Stored data entries:
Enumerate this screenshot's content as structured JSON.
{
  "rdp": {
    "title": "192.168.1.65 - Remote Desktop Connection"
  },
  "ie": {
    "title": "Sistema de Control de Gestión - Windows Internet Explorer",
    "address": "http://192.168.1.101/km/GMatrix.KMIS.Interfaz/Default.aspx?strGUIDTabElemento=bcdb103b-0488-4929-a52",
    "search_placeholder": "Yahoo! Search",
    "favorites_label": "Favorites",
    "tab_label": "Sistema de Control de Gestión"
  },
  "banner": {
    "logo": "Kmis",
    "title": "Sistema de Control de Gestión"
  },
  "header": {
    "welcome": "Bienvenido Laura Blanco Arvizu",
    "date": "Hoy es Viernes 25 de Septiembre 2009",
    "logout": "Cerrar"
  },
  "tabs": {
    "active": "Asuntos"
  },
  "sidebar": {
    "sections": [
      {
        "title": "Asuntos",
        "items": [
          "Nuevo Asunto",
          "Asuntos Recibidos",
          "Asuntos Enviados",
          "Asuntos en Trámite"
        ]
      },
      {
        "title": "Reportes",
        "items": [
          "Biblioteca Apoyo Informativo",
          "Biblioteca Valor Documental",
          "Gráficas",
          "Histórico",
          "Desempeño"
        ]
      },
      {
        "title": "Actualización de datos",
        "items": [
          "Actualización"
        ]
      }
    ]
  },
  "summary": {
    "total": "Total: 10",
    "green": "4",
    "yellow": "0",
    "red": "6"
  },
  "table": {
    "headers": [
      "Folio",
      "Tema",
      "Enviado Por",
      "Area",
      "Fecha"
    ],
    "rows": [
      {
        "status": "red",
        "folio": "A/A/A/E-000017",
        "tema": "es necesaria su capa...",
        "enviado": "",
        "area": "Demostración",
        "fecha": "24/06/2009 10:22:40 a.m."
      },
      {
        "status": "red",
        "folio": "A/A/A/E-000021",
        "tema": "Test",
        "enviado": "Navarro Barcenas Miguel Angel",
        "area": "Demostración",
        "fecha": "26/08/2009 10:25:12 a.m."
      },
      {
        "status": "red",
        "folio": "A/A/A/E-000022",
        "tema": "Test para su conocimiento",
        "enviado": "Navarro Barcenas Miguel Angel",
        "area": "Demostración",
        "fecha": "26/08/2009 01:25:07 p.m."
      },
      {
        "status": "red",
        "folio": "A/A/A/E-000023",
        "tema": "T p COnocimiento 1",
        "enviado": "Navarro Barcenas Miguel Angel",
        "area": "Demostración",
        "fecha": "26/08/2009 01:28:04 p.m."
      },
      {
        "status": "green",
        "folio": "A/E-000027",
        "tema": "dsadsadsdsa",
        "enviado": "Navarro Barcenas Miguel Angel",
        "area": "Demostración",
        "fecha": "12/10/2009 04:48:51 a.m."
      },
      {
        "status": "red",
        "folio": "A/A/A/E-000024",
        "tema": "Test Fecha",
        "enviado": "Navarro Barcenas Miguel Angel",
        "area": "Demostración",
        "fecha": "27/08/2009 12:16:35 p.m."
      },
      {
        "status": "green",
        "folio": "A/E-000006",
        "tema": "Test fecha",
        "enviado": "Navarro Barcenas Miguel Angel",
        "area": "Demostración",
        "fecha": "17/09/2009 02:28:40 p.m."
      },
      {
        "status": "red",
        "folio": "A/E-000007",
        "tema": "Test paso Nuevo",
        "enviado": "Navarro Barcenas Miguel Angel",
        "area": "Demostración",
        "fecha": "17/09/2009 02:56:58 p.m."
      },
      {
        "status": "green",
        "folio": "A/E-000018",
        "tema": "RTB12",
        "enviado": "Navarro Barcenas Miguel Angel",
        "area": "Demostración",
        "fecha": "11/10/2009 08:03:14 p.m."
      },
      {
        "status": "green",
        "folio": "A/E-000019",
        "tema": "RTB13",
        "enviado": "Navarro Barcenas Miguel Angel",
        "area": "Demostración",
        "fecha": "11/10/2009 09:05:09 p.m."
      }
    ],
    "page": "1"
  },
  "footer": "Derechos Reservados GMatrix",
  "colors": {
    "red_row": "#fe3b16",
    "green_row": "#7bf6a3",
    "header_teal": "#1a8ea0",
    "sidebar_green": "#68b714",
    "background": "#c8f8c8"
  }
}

TASK DESCRIPTION: Return all of the data exactly as it reads.

SOLUTION TO THE EXERCISE:
Enumerate this screenshot's content as structured JSON.
{
  "rdp": {
    "title": "192.168.1.65 - Remote Desktop Connection"
  },
  "ie": {
    "title": "Sistema de Control de Gestión - Windows Internet Explorer",
    "address": "http://192.168.1.101/km/GMatrix.KMIS.Interfaz/Default.aspx?strGUIDTabElemento=bcdb103b-0488-4929-a52",
    "search_placeholder": "Yahoo! Search",
    "favorites_label": "Favorites",
    "tab_label": "Sistema de Control de Gestión"
  },
  "banner": {
    "logo": "Kmis",
    "title": "Sistema de Control de Gestión"
  },
  "header": {
    "welcome": "Bienvenido Laura Blanco Arvizu",
    "date": "Hoy es Viernes 25 de Septiembre 2009",
    "logout": "Cerrar"
  },
  "tabs": {
    "active": "Asuntos"
  },
  "sidebar": {
    "sections": [
      {
        "title": "Asuntos",
        "items": [
          "Nuevo Asunto",
          "Asuntos Recibidos",
          "Asuntos Enviados",
          "Asuntos en Trámite"
        ]
      },
      {
        "title": "Reportes",
        "items": [
          "Biblioteca Apoyo Informativo",
          "Biblioteca Valor Documental",
          "Gráficas",
          "Histórico",
          "Desempeño"
        ]
      },
      {
        "title": "Actualización de datos",
        "items": [
          "Actualización"
        ]
      }
    ]
  },
  "summary": {
    "total": "Total: 10",
    "green": "4",
    "yellow": "0",
    "red": "6"
  },
  "table": {
    "headers": [
      "Folio",
      "Tema",
      "Enviado Por",
      "Area",
      "Fecha"
    ],
    "rows": [
      {
        "status": "red",
        "folio": "A/A/A/E-000017",
        "tema": "es necesaria su capa...",
        "enviado": "",
        "area": "Demostración",
        "fecha": "24/06/2009 10:22:40 a.m."
      },
      {
        "status": "red",
        "folio": "A/A/A/E-000021",
        "tema": "Test",
        "enviado": "Navarro Barcenas Miguel Angel",
        "area": "Demostración",
        "fecha": "26/08/2009 10:25:12 a.m."
      },
      {
        "status": "red",
        "folio": "A/A/A/E-000022",
        "tema": "Test para su conocimiento",
        "enviado": "Navarro Barcenas Miguel Angel",
        "area": "Demostración",
        "fecha": "26/08/2009 01:25:07 p.m."
      },
      {
        "status": "red",
        "folio": "A/A/A/E-000023",
        "tema": "T p COnocimiento 1",
        "enviado": "Navarro Barcenas Miguel Angel",
        "area": "Demostración",
        "fecha": "26/08/2009 01:28:04 p.m."
      },
      {
        "status": "green",
        "folio": "A/E-000027",
        "tema": "dsadsadsdsa",
        "enviado": "Navarro Barcenas Miguel Angel",
        "area": "Demostración",
        "fecha": "12/10/2009 04:48:51 a.m."
      },
      {
        "status": "red",
        "folio": "A/A/A/E-000024",
        "tema": "Test Fecha",
        "enviado": "Navarro Barcenas Miguel Angel",
        "area": "Demostración",
        "fecha": "27/08/2009 12:16:35 p.m."
      },
      {
        "status": "green",
        "folio": "A/E-000006",
        "tema": "Test fecha",
        "enviado": "Navarro Barcenas Miguel Angel",
        "area": "Demostración",
        "fecha": "17/09/2009 02:28:40 p.m."
      },
      {
        "status": "red",
        "folio": "A/E-000007",
        "tema": "Test paso Nuevo",
        "enviado": "Navarro Barcenas Miguel Angel",
        "area": "Demostración",
        "fecha": "17/09/2009 02:56:58 p.m."
      },
      {
        "status": "green",
        "folio": "A/E-000018",
        "tema": "RTB12",
        "enviado": "Navarro Barcenas Miguel Angel",
        "area": "Demostración",
        "fecha": "11/10/2009 08:03:14 p.m."
      },
      {
        "status": "green",
        "folio": "A/E-000019",
        "tema": "RTB13",
        "enviado": "Navarro Barcenas Miguel Angel",
        "area": "Demostración",
        "fecha": "11/10/2009 09:05:09 p.m."
      }
    ],
    "page": "1"
  },
  "footer": "Derechos Reservados GMatrix",
  "colors": {
    "red_row": "#fe3b16",
    "green_row": "#7bf6a3",
    "header_teal": "#1a8ea0",
    "sidebar_green": "#68b714",
    "background": "#c8f8c8"
  }
}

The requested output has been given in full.